##### Supplied records #####

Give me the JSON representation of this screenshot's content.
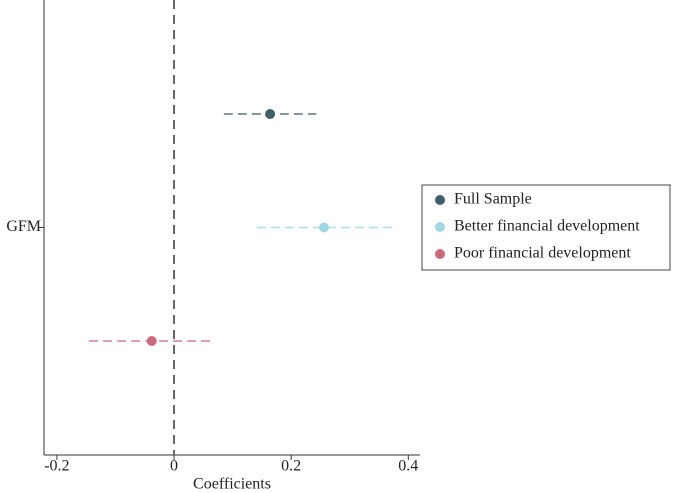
{
  "chart_data": {
    "type": "coefplot",
    "x_label": "Coefficients",
    "categories": [
      "GFM"
    ],
    "xlim": [
      -0.222,
      0.42
    ],
    "xticks": [
      -0.2,
      0,
      0.2,
      0.4
    ],
    "xline": 0,
    "legend": "right",
    "series": [
      {
        "name": "Full Sample",
        "color": "#3f5e6e",
        "values": [
          0.164
        ],
        "ci_low": [
          0.085
        ],
        "ci_high": [
          0.243
        ]
      },
      {
        "name": "Better financial development",
        "color": "#9fd8e3",
        "values": [
          0.256
        ],
        "ci_low": [
          0.142
        ],
        "ci_high": [
          0.374
        ]
      },
      {
        "name": "Poor financial development",
        "color": "#c96b7d",
        "values": [
          -0.038
        ],
        "ci_low": [
          -0.145
        ],
        "ci_high": [
          0.067
        ]
      }
    ]
  }
}
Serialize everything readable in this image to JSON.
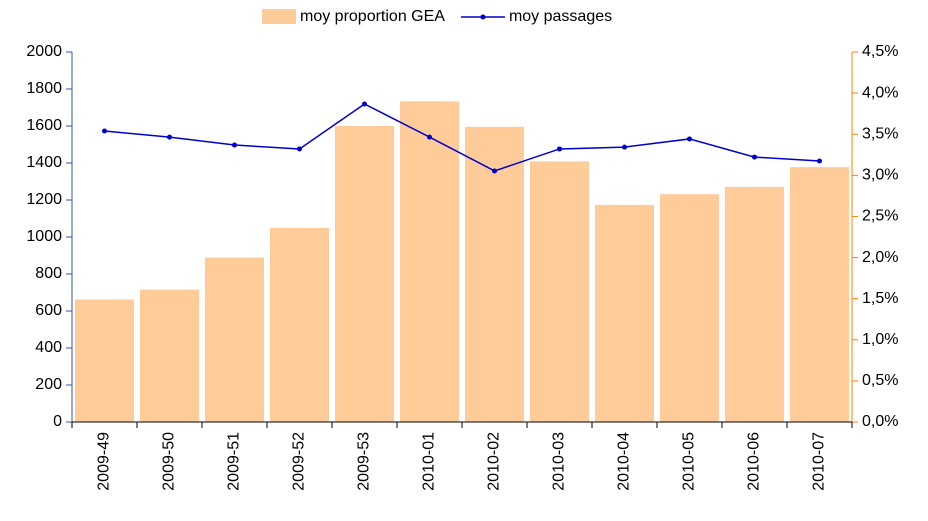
{
  "chart_data": {
    "type": "bar-line",
    "categories": [
      "2009-49",
      "2009-50",
      "2009-51",
      "2009-52",
      "2009-53",
      "2010-01",
      "2010-02",
      "2010-03",
      "2010-04",
      "2010-05",
      "2010-06",
      "2010-07"
    ],
    "series": [
      {
        "name": "moy proportion GEA",
        "type": "bar",
        "axis": "y2",
        "color": "#ffcc99",
        "values": [
          1.49,
          1.61,
          2.0,
          2.36,
          3.6,
          3.9,
          3.59,
          3.17,
          2.64,
          2.77,
          2.86,
          3.1
        ]
      },
      {
        "name": "moy passages",
        "type": "line",
        "axis": "y",
        "color": "#0000cc",
        "values": [
          1573,
          1540,
          1497,
          1476,
          1719,
          1540,
          1357,
          1476,
          1486,
          1530,
          1432,
          1411
        ]
      }
    ],
    "ylim": [
      0,
      2000
    ],
    "yticks": [
      0,
      200,
      400,
      600,
      800,
      1000,
      1200,
      1400,
      1600,
      1800,
      2000
    ],
    "y2lim": [
      0,
      4.5
    ],
    "y2ticks": [
      {
        "value": 0,
        "label": "0,0%"
      },
      {
        "value": 0.5,
        "label": "0,5%"
      },
      {
        "value": 1,
        "label": "1,0%"
      },
      {
        "value": 1.5,
        "label": "1,5%"
      },
      {
        "value": 2,
        "label": "2,0%"
      },
      {
        "value": 2.5,
        "label": "2,5%"
      },
      {
        "value": 3,
        "label": "3,0%"
      },
      {
        "value": 3.5,
        "label": "3,5%"
      },
      {
        "value": 4,
        "label": "4,0%"
      },
      {
        "value": 4.5,
        "label": "4,5%"
      }
    ],
    "y2_axis_color": "#ff8000",
    "y_axis_color": "#3355aa",
    "legend": "top"
  }
}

#####

=== Set task ===
Extract from the data every line where "this" shows up.

=== Final answer ===
Give me the JSON representation of this screenshot's content.
Serialize everything readable in this image to JSON.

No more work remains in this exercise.